──────── Task data

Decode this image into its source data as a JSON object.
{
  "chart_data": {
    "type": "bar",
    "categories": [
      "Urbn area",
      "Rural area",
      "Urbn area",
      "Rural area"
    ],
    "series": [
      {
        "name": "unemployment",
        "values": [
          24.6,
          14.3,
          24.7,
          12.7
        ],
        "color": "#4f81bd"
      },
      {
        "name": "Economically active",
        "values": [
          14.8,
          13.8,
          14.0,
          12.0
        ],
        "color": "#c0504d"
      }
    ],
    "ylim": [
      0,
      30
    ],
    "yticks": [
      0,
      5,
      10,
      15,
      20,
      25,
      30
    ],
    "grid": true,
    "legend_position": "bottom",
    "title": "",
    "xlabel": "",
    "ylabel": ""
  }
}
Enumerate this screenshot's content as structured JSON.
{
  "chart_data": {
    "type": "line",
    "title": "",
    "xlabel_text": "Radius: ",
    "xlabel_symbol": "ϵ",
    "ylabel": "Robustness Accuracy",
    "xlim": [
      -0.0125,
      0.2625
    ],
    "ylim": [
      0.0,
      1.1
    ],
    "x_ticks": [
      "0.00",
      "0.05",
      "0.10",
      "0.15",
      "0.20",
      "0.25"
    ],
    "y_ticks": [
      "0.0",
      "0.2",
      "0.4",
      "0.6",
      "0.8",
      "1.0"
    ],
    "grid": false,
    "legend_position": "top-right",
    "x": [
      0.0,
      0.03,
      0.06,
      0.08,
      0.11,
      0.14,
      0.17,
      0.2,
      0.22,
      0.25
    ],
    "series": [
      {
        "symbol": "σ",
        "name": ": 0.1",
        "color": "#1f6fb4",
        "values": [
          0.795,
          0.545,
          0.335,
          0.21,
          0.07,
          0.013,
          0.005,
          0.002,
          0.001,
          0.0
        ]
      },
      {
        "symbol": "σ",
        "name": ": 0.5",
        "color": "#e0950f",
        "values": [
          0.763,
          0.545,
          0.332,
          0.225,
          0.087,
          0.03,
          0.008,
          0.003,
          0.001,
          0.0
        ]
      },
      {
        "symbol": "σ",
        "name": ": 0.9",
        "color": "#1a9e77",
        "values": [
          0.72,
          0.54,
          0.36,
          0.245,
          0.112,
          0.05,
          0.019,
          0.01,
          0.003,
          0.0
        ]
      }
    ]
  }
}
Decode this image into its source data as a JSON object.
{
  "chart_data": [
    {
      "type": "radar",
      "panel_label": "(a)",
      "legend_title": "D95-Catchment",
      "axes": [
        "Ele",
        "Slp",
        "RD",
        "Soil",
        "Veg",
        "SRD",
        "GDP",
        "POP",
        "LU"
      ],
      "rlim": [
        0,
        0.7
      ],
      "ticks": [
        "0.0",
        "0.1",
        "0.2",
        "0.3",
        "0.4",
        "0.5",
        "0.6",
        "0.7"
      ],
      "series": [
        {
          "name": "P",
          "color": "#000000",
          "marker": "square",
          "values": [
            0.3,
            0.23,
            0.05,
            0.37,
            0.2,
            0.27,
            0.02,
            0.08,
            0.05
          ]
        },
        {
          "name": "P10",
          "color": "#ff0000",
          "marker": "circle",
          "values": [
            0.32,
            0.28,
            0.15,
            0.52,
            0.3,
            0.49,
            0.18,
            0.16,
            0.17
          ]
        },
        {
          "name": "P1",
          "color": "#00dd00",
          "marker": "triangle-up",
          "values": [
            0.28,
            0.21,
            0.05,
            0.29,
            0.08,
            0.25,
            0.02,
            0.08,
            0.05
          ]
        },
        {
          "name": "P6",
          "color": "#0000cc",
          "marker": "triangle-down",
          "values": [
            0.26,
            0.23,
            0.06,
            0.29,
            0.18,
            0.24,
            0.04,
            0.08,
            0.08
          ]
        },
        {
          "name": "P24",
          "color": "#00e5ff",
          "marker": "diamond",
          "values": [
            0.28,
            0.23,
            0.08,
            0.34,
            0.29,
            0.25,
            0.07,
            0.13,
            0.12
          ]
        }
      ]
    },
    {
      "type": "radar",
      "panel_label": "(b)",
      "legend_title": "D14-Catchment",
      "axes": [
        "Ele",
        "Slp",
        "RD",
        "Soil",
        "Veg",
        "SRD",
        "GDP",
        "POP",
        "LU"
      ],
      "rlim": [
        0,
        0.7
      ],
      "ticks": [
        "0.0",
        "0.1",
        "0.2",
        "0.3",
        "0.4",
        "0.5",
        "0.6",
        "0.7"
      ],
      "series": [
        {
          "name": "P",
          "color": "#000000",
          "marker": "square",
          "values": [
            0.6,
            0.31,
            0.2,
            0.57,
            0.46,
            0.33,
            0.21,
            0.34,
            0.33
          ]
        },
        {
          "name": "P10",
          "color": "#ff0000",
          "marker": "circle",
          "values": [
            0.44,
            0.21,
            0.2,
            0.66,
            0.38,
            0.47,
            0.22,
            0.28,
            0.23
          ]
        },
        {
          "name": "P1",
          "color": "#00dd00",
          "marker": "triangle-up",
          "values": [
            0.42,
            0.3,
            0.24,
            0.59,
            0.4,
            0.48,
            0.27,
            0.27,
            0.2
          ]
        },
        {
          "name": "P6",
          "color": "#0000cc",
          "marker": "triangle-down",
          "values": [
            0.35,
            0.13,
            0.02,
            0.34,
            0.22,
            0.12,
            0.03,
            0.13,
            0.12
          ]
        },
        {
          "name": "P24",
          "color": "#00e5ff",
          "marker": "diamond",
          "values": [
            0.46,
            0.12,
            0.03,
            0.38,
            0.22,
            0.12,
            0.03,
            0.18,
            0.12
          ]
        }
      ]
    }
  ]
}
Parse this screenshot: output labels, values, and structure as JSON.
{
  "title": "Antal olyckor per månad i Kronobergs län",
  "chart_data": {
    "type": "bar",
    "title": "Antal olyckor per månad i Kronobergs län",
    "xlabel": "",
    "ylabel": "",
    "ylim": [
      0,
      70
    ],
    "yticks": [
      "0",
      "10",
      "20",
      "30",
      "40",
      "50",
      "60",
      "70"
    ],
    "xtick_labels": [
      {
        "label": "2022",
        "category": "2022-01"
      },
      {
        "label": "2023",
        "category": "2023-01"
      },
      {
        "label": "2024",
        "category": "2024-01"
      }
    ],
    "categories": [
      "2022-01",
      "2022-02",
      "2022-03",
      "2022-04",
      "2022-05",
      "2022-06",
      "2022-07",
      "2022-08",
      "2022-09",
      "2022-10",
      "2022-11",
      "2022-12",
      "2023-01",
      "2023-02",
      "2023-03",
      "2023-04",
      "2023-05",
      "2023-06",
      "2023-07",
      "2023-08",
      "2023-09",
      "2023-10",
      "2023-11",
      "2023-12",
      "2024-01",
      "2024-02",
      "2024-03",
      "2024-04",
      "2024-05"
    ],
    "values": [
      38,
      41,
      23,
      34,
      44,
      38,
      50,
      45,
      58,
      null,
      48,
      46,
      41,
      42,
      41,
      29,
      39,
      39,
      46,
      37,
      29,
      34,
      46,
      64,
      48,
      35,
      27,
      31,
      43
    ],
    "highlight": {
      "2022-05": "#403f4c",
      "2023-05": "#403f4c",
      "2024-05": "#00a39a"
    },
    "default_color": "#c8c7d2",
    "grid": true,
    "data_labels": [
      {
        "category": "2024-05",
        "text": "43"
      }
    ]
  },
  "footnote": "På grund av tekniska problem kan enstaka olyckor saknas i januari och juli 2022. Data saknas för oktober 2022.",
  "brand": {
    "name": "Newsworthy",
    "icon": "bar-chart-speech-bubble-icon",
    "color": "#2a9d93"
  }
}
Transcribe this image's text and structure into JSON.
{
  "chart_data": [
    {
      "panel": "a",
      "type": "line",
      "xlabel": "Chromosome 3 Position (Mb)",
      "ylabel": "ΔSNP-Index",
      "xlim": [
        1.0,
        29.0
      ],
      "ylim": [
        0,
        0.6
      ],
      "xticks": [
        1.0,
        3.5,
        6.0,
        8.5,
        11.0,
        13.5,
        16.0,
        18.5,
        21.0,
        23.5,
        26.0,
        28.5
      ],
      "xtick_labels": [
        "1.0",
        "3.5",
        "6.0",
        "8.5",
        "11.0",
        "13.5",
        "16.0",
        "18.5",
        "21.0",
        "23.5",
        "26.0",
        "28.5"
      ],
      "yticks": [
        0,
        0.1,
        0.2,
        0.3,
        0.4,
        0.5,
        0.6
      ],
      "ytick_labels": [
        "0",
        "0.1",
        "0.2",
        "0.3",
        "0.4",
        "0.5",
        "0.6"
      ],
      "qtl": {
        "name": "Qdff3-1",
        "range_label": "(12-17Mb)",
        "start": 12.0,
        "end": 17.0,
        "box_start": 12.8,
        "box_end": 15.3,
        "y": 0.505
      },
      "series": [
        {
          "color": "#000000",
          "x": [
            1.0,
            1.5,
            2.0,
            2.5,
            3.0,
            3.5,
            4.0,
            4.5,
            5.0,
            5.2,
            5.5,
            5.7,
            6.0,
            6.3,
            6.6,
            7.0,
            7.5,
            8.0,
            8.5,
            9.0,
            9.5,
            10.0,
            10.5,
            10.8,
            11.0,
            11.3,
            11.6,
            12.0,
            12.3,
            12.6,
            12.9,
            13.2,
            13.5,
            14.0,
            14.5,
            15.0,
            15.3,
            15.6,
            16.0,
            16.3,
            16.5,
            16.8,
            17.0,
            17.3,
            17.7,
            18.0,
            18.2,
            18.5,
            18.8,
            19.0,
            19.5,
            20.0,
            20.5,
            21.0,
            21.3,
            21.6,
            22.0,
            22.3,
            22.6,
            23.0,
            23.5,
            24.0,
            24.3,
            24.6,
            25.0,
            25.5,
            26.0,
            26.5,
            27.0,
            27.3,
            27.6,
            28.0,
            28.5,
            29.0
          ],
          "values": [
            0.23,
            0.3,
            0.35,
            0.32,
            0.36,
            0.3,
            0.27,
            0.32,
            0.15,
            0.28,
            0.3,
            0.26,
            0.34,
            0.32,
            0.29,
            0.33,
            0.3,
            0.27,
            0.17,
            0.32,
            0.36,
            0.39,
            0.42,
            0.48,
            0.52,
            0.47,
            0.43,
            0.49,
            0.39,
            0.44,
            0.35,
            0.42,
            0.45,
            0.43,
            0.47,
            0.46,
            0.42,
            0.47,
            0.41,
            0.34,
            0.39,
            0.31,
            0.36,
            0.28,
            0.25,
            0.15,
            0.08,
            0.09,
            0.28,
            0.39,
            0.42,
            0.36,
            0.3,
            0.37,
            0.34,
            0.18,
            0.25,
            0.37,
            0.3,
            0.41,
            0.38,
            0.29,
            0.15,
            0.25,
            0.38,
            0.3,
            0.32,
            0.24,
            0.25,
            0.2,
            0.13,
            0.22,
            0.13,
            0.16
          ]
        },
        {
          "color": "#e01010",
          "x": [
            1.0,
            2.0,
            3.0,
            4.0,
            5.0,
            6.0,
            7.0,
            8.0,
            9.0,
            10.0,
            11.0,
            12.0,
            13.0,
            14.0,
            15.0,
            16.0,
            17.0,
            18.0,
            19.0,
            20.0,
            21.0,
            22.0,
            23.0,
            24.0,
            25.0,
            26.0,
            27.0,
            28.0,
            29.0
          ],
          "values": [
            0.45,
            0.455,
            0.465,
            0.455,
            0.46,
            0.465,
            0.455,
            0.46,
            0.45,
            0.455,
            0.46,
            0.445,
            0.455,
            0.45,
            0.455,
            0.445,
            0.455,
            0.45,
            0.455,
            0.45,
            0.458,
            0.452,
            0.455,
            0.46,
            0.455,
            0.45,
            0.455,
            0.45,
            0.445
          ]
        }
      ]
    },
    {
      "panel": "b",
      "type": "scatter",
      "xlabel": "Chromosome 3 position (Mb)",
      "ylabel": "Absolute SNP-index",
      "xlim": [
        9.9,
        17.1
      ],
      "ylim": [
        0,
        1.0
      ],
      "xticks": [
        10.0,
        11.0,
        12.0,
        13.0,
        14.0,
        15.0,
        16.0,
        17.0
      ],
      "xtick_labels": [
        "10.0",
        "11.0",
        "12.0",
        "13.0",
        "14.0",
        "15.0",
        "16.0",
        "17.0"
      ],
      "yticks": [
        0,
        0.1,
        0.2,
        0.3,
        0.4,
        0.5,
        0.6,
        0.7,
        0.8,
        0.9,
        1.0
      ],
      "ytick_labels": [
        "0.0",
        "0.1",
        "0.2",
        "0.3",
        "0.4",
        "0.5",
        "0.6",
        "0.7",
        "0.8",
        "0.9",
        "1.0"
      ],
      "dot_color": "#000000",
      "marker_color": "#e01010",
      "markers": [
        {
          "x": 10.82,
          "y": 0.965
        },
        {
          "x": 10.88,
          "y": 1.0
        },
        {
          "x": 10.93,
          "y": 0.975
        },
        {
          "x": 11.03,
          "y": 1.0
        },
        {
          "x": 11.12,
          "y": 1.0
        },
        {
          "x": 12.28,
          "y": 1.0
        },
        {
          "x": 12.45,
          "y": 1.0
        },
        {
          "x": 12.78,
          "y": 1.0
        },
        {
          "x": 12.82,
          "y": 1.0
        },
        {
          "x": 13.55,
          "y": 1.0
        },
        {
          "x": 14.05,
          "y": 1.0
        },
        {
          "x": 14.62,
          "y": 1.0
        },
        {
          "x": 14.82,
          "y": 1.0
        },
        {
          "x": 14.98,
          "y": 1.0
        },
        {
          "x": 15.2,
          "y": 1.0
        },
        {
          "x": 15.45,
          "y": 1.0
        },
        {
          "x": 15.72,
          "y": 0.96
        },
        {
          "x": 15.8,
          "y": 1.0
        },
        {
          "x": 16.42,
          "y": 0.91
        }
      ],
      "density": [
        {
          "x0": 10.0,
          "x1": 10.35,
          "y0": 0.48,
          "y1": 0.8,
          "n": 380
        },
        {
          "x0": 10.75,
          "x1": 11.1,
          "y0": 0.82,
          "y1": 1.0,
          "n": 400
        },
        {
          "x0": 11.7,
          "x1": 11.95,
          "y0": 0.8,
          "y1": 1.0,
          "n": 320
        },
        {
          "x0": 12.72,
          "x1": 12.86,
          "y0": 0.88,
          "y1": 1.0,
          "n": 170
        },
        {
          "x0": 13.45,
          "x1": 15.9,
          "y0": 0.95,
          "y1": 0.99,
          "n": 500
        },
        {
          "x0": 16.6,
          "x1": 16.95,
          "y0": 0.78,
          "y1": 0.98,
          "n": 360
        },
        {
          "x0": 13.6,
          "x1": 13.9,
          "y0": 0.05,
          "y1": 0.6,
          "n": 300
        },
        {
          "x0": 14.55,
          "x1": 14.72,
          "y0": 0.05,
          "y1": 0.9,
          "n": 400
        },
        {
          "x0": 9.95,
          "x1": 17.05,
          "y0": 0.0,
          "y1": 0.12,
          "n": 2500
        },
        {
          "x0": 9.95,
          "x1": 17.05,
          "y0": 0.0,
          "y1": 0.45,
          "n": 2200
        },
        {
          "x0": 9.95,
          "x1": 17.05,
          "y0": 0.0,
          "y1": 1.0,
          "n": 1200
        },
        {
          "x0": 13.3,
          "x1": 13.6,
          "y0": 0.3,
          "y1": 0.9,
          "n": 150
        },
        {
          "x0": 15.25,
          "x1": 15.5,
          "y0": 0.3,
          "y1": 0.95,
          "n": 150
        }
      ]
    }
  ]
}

────────────────

Problem -
Extract each line from the listing that holds the word "Antal".

Result of the task -
  "title": "Antal olyckor per månad i Kronobergs län",
    "title": "Antal olyckor per månad i Kronobergs län",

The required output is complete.